━━━ DATASET ━━━

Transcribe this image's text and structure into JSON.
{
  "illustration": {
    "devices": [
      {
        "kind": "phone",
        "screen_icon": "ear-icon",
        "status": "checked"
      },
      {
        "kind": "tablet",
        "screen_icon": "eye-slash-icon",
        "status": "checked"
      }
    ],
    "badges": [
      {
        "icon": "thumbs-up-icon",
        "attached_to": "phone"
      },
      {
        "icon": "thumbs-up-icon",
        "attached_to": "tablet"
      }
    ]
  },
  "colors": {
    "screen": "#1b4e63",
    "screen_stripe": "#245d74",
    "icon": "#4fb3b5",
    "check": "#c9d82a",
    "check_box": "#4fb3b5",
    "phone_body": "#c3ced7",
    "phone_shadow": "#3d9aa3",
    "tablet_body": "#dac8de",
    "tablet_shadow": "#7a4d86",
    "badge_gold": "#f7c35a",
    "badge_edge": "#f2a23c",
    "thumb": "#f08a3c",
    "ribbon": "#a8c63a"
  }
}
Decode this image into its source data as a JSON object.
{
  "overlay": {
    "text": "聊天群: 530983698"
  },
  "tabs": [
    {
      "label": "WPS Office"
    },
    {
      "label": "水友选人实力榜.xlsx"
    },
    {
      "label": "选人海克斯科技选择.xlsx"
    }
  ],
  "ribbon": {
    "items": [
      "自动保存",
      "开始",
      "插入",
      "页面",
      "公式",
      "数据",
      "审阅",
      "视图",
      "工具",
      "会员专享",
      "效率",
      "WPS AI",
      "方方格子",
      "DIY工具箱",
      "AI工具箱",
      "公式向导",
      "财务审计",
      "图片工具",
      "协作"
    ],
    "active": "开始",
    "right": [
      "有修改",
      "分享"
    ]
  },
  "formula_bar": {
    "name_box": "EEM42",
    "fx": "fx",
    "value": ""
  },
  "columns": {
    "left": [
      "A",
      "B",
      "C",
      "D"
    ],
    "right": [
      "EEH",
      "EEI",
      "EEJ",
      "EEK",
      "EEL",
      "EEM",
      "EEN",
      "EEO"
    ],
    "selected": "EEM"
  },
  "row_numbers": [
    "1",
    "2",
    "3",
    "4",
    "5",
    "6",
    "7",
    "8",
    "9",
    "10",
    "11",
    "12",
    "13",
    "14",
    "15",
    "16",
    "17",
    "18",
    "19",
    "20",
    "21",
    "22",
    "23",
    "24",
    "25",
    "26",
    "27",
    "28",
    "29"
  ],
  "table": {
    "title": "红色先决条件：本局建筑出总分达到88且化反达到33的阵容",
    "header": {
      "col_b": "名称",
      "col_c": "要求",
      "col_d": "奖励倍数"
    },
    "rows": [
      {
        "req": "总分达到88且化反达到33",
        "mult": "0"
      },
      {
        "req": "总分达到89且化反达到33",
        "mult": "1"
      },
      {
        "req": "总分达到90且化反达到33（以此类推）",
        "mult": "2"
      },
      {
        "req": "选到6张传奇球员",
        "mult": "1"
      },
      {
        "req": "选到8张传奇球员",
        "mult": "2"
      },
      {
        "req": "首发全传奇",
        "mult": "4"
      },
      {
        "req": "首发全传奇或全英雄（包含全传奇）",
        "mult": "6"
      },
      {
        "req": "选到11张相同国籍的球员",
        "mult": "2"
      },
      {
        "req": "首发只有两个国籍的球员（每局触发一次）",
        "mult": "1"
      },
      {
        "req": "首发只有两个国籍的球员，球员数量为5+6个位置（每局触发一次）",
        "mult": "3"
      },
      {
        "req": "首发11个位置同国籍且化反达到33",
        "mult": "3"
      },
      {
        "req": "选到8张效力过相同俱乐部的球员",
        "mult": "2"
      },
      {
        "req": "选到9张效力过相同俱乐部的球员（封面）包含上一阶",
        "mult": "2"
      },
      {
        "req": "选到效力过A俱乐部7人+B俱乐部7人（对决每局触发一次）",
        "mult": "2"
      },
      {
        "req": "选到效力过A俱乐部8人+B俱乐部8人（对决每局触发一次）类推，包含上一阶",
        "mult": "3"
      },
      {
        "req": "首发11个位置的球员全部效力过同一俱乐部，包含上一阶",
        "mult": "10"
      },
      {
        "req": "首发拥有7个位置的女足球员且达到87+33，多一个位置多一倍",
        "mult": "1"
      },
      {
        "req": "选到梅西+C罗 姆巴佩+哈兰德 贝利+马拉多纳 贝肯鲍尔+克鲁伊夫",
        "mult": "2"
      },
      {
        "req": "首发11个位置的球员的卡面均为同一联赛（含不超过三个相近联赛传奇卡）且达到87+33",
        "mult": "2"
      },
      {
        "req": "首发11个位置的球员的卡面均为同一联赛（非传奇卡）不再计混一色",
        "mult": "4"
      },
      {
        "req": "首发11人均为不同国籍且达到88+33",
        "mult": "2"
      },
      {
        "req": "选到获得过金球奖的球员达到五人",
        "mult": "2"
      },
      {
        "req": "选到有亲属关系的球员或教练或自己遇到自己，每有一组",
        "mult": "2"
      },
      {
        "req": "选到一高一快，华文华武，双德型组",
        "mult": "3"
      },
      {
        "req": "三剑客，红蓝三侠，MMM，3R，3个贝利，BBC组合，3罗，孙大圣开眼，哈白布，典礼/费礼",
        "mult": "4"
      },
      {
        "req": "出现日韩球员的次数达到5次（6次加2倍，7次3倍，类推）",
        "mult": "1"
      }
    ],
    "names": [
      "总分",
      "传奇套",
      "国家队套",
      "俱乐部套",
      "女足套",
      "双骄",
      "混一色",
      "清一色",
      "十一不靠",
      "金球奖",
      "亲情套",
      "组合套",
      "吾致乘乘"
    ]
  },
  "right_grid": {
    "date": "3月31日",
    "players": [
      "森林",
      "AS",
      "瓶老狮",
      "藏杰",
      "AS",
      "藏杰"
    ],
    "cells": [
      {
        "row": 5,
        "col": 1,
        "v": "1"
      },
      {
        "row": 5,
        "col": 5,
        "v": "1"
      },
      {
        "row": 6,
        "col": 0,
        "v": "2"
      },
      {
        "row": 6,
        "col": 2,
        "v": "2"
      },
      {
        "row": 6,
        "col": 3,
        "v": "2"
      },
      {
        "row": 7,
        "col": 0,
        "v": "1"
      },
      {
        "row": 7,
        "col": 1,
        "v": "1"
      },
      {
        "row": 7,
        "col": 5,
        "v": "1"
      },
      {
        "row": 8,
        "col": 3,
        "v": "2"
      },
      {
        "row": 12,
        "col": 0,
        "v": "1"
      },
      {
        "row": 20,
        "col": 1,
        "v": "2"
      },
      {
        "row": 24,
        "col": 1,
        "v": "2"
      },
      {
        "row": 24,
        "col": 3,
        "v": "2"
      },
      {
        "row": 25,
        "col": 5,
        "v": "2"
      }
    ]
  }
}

━━━

YOUR INSTRUCTIONS =
Repeat the material above exactly.

REPLY TO THE EXERCISE =
Transcribe this image's text and structure into JSON.
{
  "illustration": {
    "devices": [
      {
        "kind": "phone",
        "screen_icon": "ear-icon",
        "status": "checked"
      },
      {
        "kind": "tablet",
        "screen_icon": "eye-slash-icon",
        "status": "checked"
      }
    ],
    "badges": [
      {
        "icon": "thumbs-up-icon",
        "attached_to": "phone"
      },
      {
        "icon": "thumbs-up-icon",
        "attached_to": "tablet"
      }
    ]
  },
  "colors": {
    "screen": "#1b4e63",
    "screen_stripe": "#245d74",
    "icon": "#4fb3b5",
    "check": "#c9d82a",
    "check_box": "#4fb3b5",
    "phone_body": "#c3ced7",
    "phone_shadow": "#3d9aa3",
    "tablet_body": "#dac8de",
    "tablet_shadow": "#7a4d86",
    "badge_gold": "#f7c35a",
    "badge_edge": "#f2a23c",
    "thumb": "#f08a3c",
    "ribbon": "#a8c63a"
  }
}
Decode this image into its source data as a JSON object.
{
  "overlay": {
    "text": "聊天群: 530983698"
  },
  "tabs": [
    {
      "label": "WPS Office"
    },
    {
      "label": "水友选人实力榜.xlsx"
    },
    {
      "label": "选人海克斯科技选择.xlsx"
    }
  ],
  "ribbon": {
    "items": [
      "自动保存",
      "开始",
      "插入",
      "页面",
      "公式",
      "数据",
      "审阅",
      "视图",
      "工具",
      "会员专享",
      "效率",
      "WPS AI",
      "方方格子",
      "DIY工具箱",
      "AI工具箱",
      "公式向导",
      "财务审计",
      "图片工具",
      "协作"
    ],
    "active": "开始",
    "right": [
      "有修改",
      "分享"
    ]
  },
  "formula_bar": {
    "name_box": "EEM42",
    "fx": "fx",
    "value": ""
  },
  "columns": {
    "left": [
      "A",
      "B",
      "C",
      "D"
    ],
    "right": [
      "EEH",
      "EEI",
      "EEJ",
      "EEK",
      "EEL",
      "EEM",
      "EEN",
      "EEO"
    ],
    "selected": "EEM"
  },
  "row_numbers": [
    "1",
    "2",
    "3",
    "4",
    "5",
    "6",
    "7",
    "8",
    "9",
    "10",
    "11",
    "12",
    "13",
    "14",
    "15",
    "16",
    "17",
    "18",
    "19",
    "20",
    "21",
    "22",
    "23",
    "24",
    "25",
    "26",
    "27",
    "28",
    "29"
  ],
  "table": {
    "title": "红色先决条件：本局建筑出总分达到88且化反达到33的阵容",
    "header": {
      "col_b": "名称",
      "col_c": "要求",
      "col_d": "奖励倍数"
    },
    "rows": [
      {
        "req": "总分达到88且化反达到33",
        "mult": "0"
      },
      {
        "req": "总分达到89且化反达到33",
        "mult": "1"
      },
      {
        "req": "总分达到90且化反达到33（以此类推）",
        "mult": "2"
      },
      {
        "req": "选到6张传奇球员",
        "mult": "1"
      },
      {
        "req": "选到8张传奇球员",
        "mult": "2"
      },
      {
        "req": "首发全传奇",
        "mult": "4"
      },
      {
        "req": "首发全传奇或全英雄（包含全传奇）",
        "mult": "6"
      },
      {
        "req": "选到11张相同国籍的球员",
        "mult": "2"
      },
      {
        "req": "首发只有两个国籍的球员（每局触发一次）",
        "mult": "1"
      },
      {
        "req": "首发只有两个国籍的球员，球员数量为5+6个位置（每局触发一次）",
        "mult": "3"
      },
      {
        "req": "首发11个位置同国籍且化反达到33",
        "mult": "3"
      },
      {
        "req": "选到8张效力过相同俱乐部的球员",
        "mult": "2"
      },
      {
        "req": "选到9张效力过相同俱乐部的球员（封面）包含上一阶",
        "mult": "2"
      },
      {
        "req": "选到效力过A俱乐部7人+B俱乐部7人（对决每局触发一次）",
        "mult": "2"
      },
      {
        "req": "选到效力过A俱乐部8人+B俱乐部8人（对决每局触发一次）类推，包含上一阶",
        "mult": "3"
      },
      {
        "req": "首发11个位置的球员全部效力过同一俱乐部，包含上一阶",
        "mult": "10"
      },
      {
        "req": "首发拥有7个位置的女足球员且达到87+33，多一个位置多一倍",
        "mult": "1"
      },
      {
        "req": "选到梅西+C罗 姆巴佩+哈兰德 贝利+马拉多纳 贝肯鲍尔+克鲁伊夫",
        "mult": "2"
      },
      {
        "req": "首发11个位置的球员的卡面均为同一联赛（含不超过三个相近联赛传奇卡）且达到87+33",
        "mult": "2"
      },
      {
        "req": "首发11个位置的球员的卡面均为同一联赛（非传奇卡）不再计混一色",
        "mult": "4"
      },
      {
        "req": "首发11人均为不同国籍且达到88+33",
        "mult": "2"
      },
      {
        "req": "选到获得过金球奖的球员达到五人",
        "mult": "2"
      },
      {
        "req": "选到有亲属关系的球员或教练或自己遇到自己，每有一组",
        "mult": "2"
      },
      {
        "req": "选到一高一快，华文华武，双德型组",
        "mult": "3"
      },
      {
        "req": "三剑客，红蓝三侠，MMM，3R，3个贝利，BBC组合，3罗，孙大圣开眼，哈白布，典礼/费礼",
        "mult": "4"
      },
      {
        "req": "出现日韩球员的次数达到5次（6次加2倍，7次3倍，类推）",
        "mult": "1"
      }
    ],
    "names": [
      "总分",
      "传奇套",
      "国家队套",
      "俱乐部套",
      "女足套",
      "双骄",
      "混一色",
      "清一色",
      "十一不靠",
      "金球奖",
      "亲情套",
      "组合套",
      "吾致乘乘"
    ]
  },
  "right_grid": {
    "date": "3月31日",
    "players": [
      "森林",
      "AS",
      "瓶老狮",
      "藏杰",
      "AS",
      "藏杰"
    ],
    "cells": [
      {
        "row": 5,
        "col": 1,
        "v": "1"
      },
      {
        "row": 5,
        "col": 5,
        "v": "1"
      },
      {
        "row": 6,
        "col": 0,
        "v": "2"
      },
      {
        "row": 6,
        "col": 2,
        "v": "2"
      },
      {
        "row": 6,
        "col": 3,
        "v": "2"
      },
      {
        "row": 7,
        "col": 0,
        "v": "1"
      },
      {
        "row": 7,
        "col": 1,
        "v": "1"
      },
      {
        "row": 7,
        "col": 5,
        "v": "1"
      },
      {
        "row": 8,
        "col": 3,
        "v": "2"
      },
      {
        "row": 12,
        "col": 0,
        "v": "1"
      },
      {
        "row": 20,
        "col": 1,
        "v": "2"
      },
      {
        "row": 24,
        "col": 1,
        "v": "2"
      },
      {
        "row": 24,
        "col": 3,
        "v": "2"
      },
      {
        "row": 25,
        "col": 5,
        "v": "2"
      }
    ]
  }
}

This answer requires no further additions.